Task statement: Look below. Copy each line that has "school" in it.

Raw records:
━━━━━━━━━━

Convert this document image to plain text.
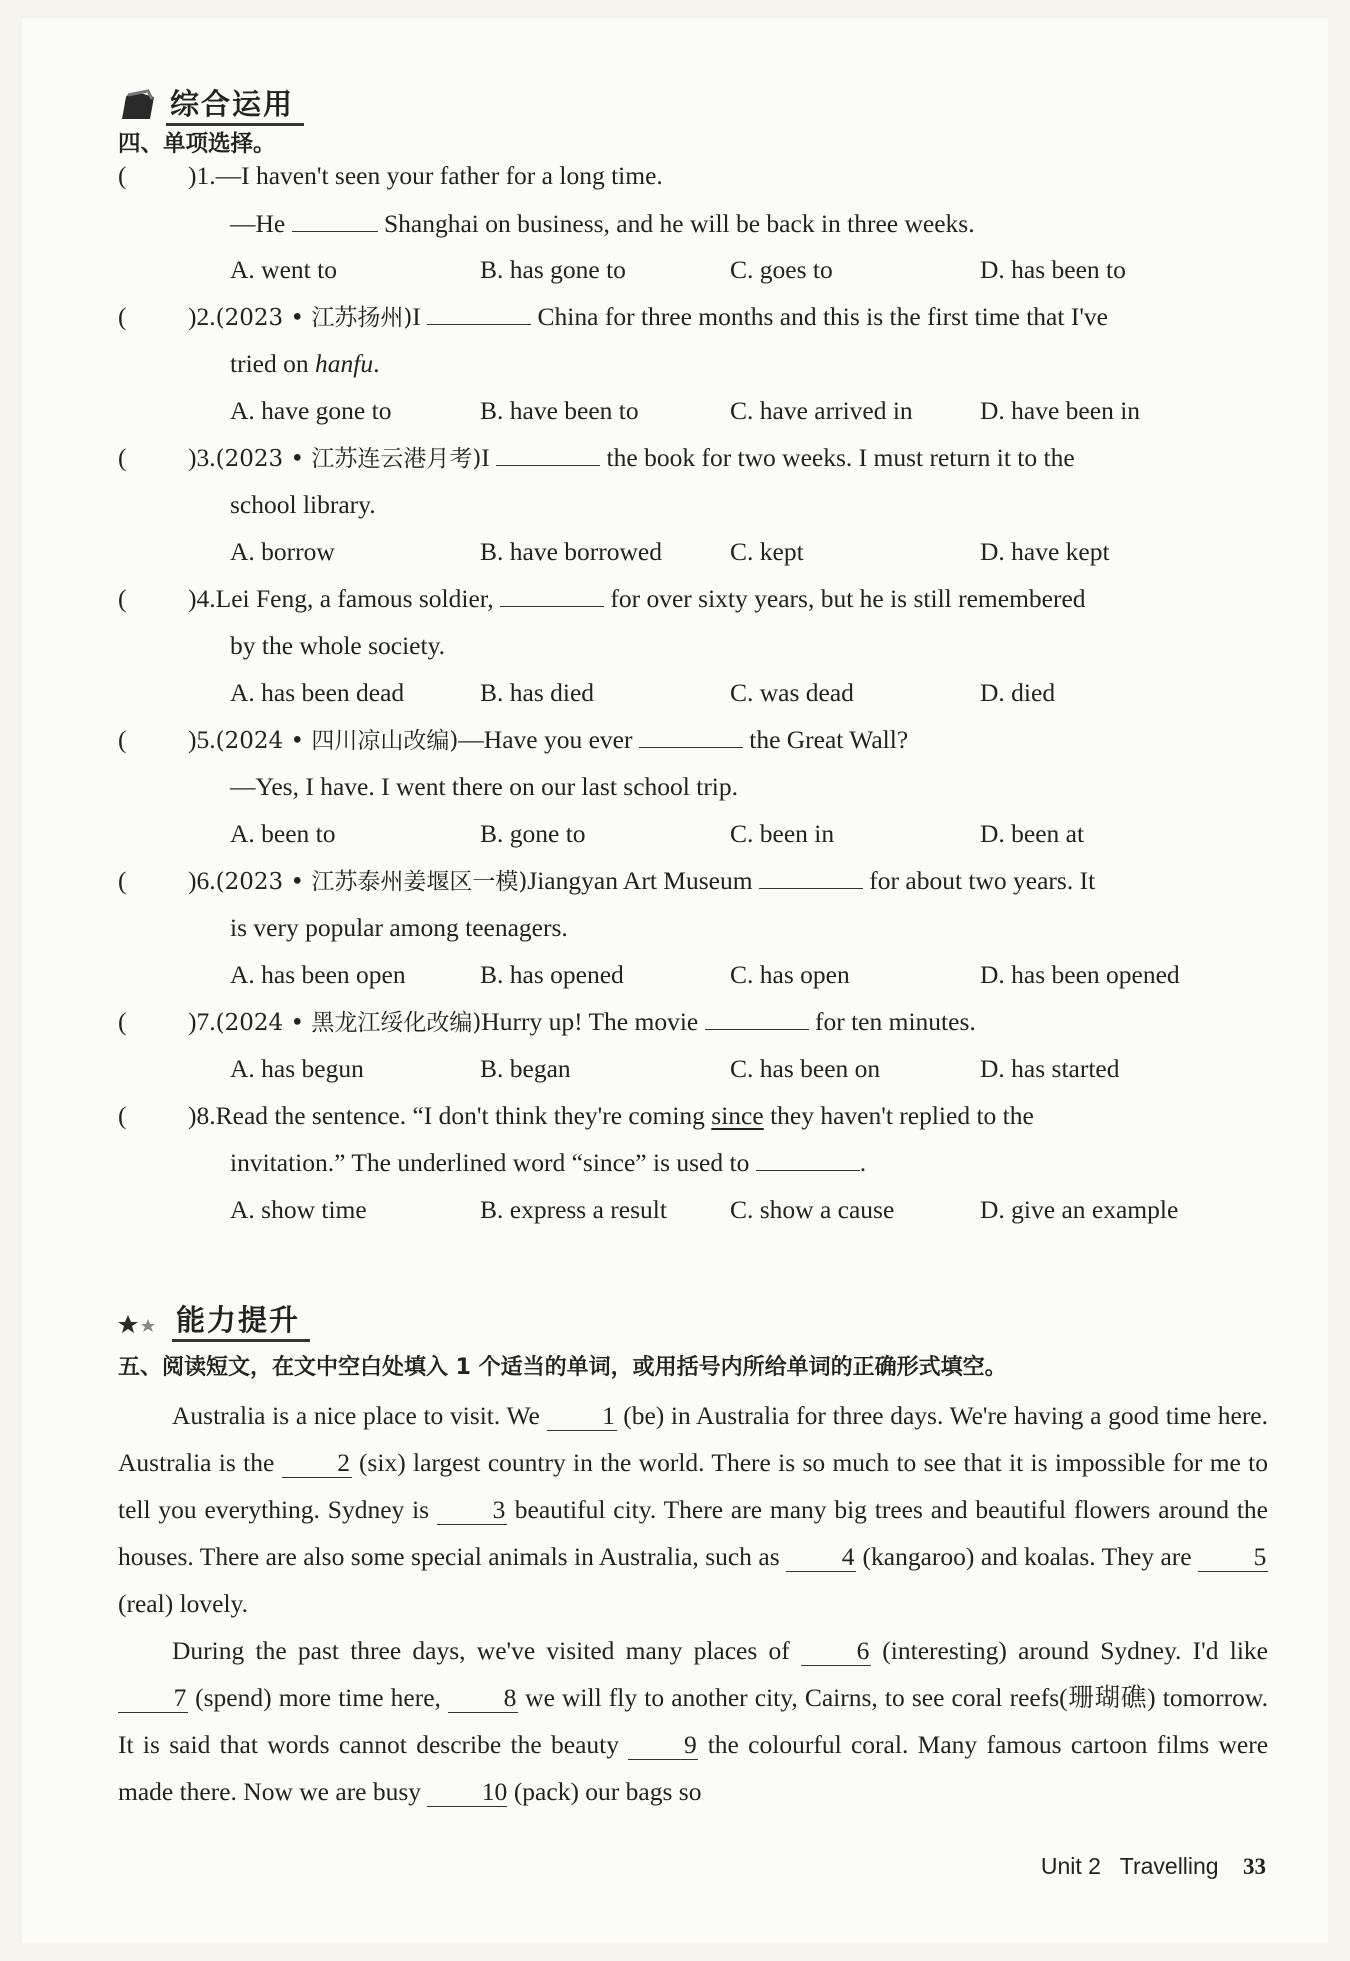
综合运用
四、单项选择。
( )1.—I haven't seen your father for a long time.
—He	Shanghai on business, and he will be back in three weeks.
A. went to	B. has gone to	C. goes to	D. has been to
( )2.(2023 • 江苏扬州)I	China for three months and this is the first time that I've
tried on hanfu.
A. have gone to	B. have been to	C. have arrived in	D. have been in
( )3.(2023 • 江苏连云港月考)I	the book for two weeks. I must return it to the
school library.
A. borrow	B. have borrowed	C. kept	D. have kept
( )4.Lei Feng, a famous soldier,	for over sixty years, but he is still remembered
by the whole society.
A. has been dead	B. has died	C. was dead	D. died
( )5.(2024 • 四川凉山改编)—Have you ever	the Great Wall?
—Yes, I have. I went there on our last school trip.
A. been to	B. gone to	C. been in	D. been at
( )6.(2023 • 江苏泰州姜堰区一模)Jiangyan Art Museum	for about two years. It
is very popular among teenagers.
A. has been open	B. has opened	C. has open	D. has been opened
( )7.(2024 • 黑龙江绥化改编)Hurry up! The movie	for ten minutes.
A. has begun	B. began	C. has been on	D. has started
( )8.Read the sentence. “I don't think they're coming since they haven't replied to the
invitation.” The underlined word “since” is used to	.
A. show time	B. express a result C. show a cause	D. give an example
能力提升
五、阅读短文，在文中空白处填入 1 个适当的单词，或用括号内所给单词的正确形式填空。
Australia is a nice place to visit. We 1 (be) in Australia for three days. We're having a good time here. Australia is the 2 (six) largest country in the world. There is so much to see that it is impossible for me to tell you everything. Sydney is 3 beautiful city. There are many big trees and beautiful flowers around the houses. There are also some special animals in Australia, such as 4 (kangaroo) and koalas. They are 5 (real) lovely.
During the past three days, we've visited many places of	6 (interesting) around Sydney. I'd like 7 (spend) more time here, 8 we will fly to another city, Cairns, to see coral reefs(珊瑚礁) tomorrow. It is said that words cannot describe the beauty	9 the colourful coral. Many famous cartoon films were made there. Now we are busy 10 (pack) our bags so
Unit 2 Travelling 33
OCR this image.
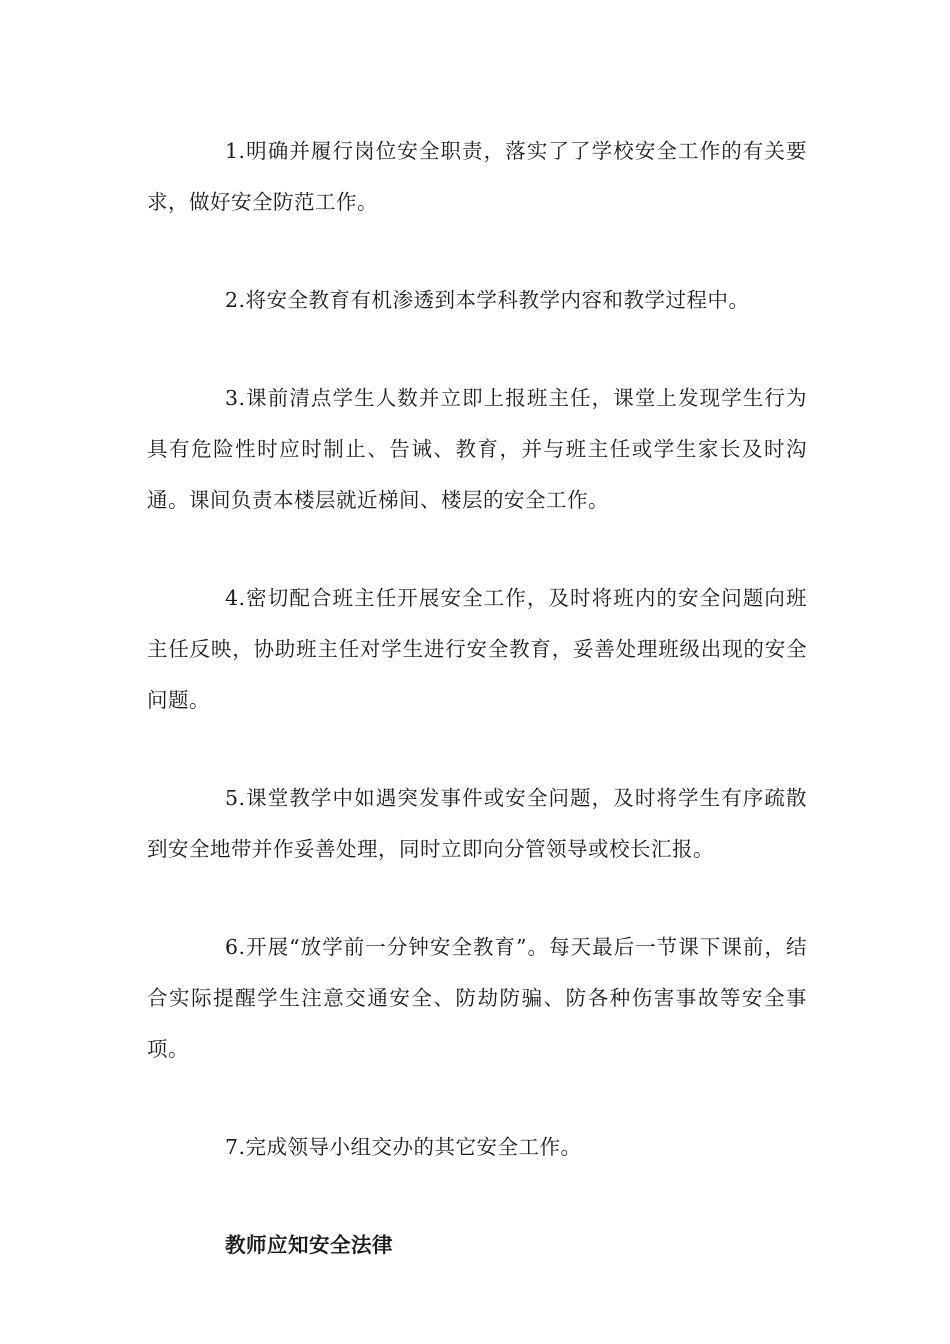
1.明确并履行岗位安全职责，落实了了学校安全工作的有关要求，做好安全防范工作。

2.将安全教育有机渗透到本学科教学内容和教学过程中。

3.课前清点学生人数并立即上报班主任，课堂上发现学生行为具有危险性时应时制止、告诫、教育，并与班主任或学生家长及时沟通。课间负责本楼层就近梯间、楼层的安全工作。

4.密切配合班主任开展安全工作，及时将班内的安全问题向班主任反映，协助班主任对学生进行安全教育，妥善处理班级出现的安全问题。

5.课堂教学中如遇突发事件或安全问题，及时将学生有序疏散到安全地带并作妥善处理，同时立即向分管领导或校长汇报。

6.开展“放学前一分钟安全教育”。每天最后一节课下课前，结合实际提醒学生注意交通安全、防劫防骗、防各种伤害事故等安全事项。

7.完成领导小组交办的其它安全工作。

教师应知安全法律
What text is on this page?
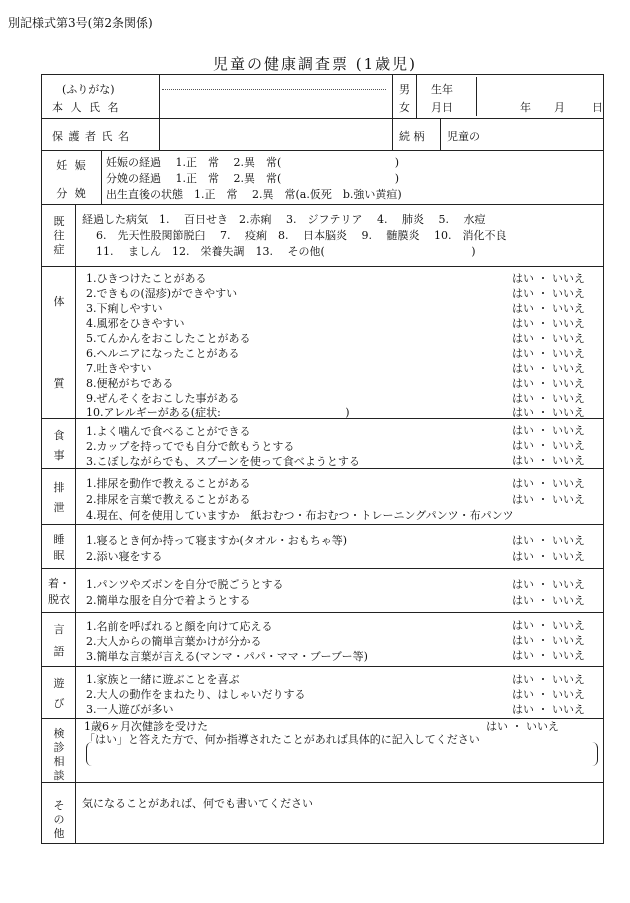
別記様式第3号(第2条関係)
児童の健康調査票 (1歳児)
(ふりがな)
本 人 氏 名
男
女
生年
月日	年 月 日
保 護 者 氏 名	続 柄 児童の
妊 娠
分 娩
妊娠の経過　 1.正　常　 2.異　常(　　　　　　　　　　 )
分娩の経過　 1.正　常　 2.異　常(　　　　　　　　　　 )
出生直後の状態　1.正　常　 2.異　常(a.仮死　b.強い黄疸)
既
往
症
経過した病気　1.　 百日せき　2.赤痢　 3.　ジフテリア　 4.　 肺炎　 5.　 水痘
6.　先天性股関節脱臼　 7.　 疫痢　8.　 日本脳炎　 9.　 髄膜炎　 10.　消化不良
11.　 ましん　12.　栄養失調　13.　 その他(　　　　　　　　　　　　　 )
体
質
1.ひきつけたことがある	はい ・ いいえ
2.できもの(湿疹)ができやすい	はい ・ いいえ
3.下痢しやすい	はい ・ いいえ
4.風邪をひきやすい	はい ・ いいえ
5.てんかんをおこしたことがある	はい ・ いいえ
6.ヘルニアになったことがある	はい ・ いいえ
7.吐きやすい	はい ・ いいえ
8.便秘がちである	はい ・ いいえ
9.ぜんそくをおこした事がある	はい ・ いいえ
10.アレルギーがある(症状:　　　　　　　　　　　 )	はい ・ いいえ
食
事
1.よく噛んで食べることができる	はい ・ いいえ
2.カップを持ってでも自分で飲もうとする	はい ・ いいえ
3.こぼしながらでも、スプーンを使って食べようとする	はい ・ いいえ
排
泄
1.排尿を動作で教えることがある	はい ・ いいえ
2.排尿を言葉で教えることがある	はい ・ いいえ
4.現在、何を使用していますか　紙おむつ・布おむつ・トレーニングパンツ・布パンツ
睡
眠
1.寝るとき何か持って寝ますか(タオル・おもちゃ等)	はい ・ いいえ
2.添い寝をする	はい ・ いいえ
着・
脱衣
1.パンツやズボンを自分で脱ごうとする	はい ・ いいえ
2.簡単な服を自分で着ようとする	はい ・ いいえ
言
語
1.名前を呼ばれると顔を向けて応える	はい ・ いいえ
2.大人からの簡単言葉かけが分かる	はい ・ いいえ
3.簡単な言葉が言える(マンマ・パパ・ママ・ブーブー等)	はい ・ いいえ
遊
び
1.家族と一緒に遊ぶことを喜ぶ	はい ・ いいえ
2.大人の動作をまねたり、はしゃいだりする	はい ・ いいえ
3.一人遊びが多い	はい ・ いいえ
検
診
相
談
1歳6ヶ月次健診を受けた	はい ・ いいえ
「はい」と答えた方で、何か指導されたことがあれば具体的に記入してください
そ
の
他
気になることがあれば、何でも書いてください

━━━━━━━━━━

Output for this task:
school library.
—Yes, I have. I went there on our last school trip.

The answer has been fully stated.